• THE REQUEST: Copy, in full, each line of the material that holds the word "this".

• DATA EXCERPTS:
*****
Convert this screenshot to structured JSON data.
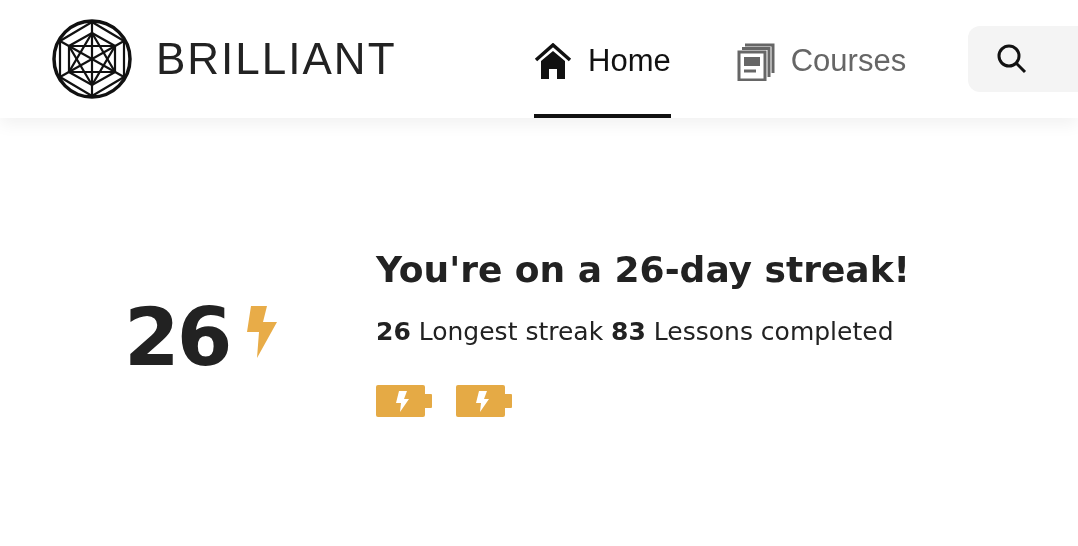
*****
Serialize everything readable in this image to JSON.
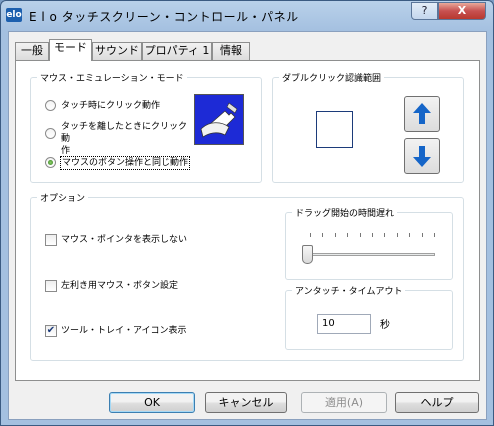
*****
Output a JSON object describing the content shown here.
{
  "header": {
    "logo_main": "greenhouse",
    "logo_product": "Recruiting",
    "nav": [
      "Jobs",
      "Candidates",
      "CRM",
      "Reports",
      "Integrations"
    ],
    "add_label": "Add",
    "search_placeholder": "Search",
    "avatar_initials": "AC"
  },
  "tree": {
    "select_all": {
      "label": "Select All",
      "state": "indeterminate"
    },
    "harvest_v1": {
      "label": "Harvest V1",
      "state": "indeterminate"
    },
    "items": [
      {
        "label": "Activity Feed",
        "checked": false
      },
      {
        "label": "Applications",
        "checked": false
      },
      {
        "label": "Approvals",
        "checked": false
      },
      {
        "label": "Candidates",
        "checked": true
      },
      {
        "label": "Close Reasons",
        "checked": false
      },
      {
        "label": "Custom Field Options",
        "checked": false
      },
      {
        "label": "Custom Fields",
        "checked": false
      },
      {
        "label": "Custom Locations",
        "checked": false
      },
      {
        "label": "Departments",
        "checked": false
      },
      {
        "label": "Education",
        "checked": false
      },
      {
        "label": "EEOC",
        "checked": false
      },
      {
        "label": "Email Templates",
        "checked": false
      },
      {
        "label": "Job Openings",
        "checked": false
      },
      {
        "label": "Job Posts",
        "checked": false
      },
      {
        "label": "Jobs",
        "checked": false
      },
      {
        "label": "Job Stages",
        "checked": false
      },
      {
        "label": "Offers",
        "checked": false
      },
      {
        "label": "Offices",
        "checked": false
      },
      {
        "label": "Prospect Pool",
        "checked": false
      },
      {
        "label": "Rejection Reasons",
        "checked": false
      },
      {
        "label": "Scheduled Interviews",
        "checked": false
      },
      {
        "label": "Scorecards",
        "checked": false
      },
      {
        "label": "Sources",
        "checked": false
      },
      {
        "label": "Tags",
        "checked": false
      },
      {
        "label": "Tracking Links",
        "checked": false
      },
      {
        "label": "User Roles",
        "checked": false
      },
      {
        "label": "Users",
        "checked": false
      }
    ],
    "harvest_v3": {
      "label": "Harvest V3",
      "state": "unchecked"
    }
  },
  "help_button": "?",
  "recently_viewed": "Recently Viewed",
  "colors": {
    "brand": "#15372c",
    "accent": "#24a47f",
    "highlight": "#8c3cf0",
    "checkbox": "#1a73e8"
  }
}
*****
• EXERCISE RESULT:
Convert this screenshot to structured JSON data.
Serialize everything readable in this image to JSON.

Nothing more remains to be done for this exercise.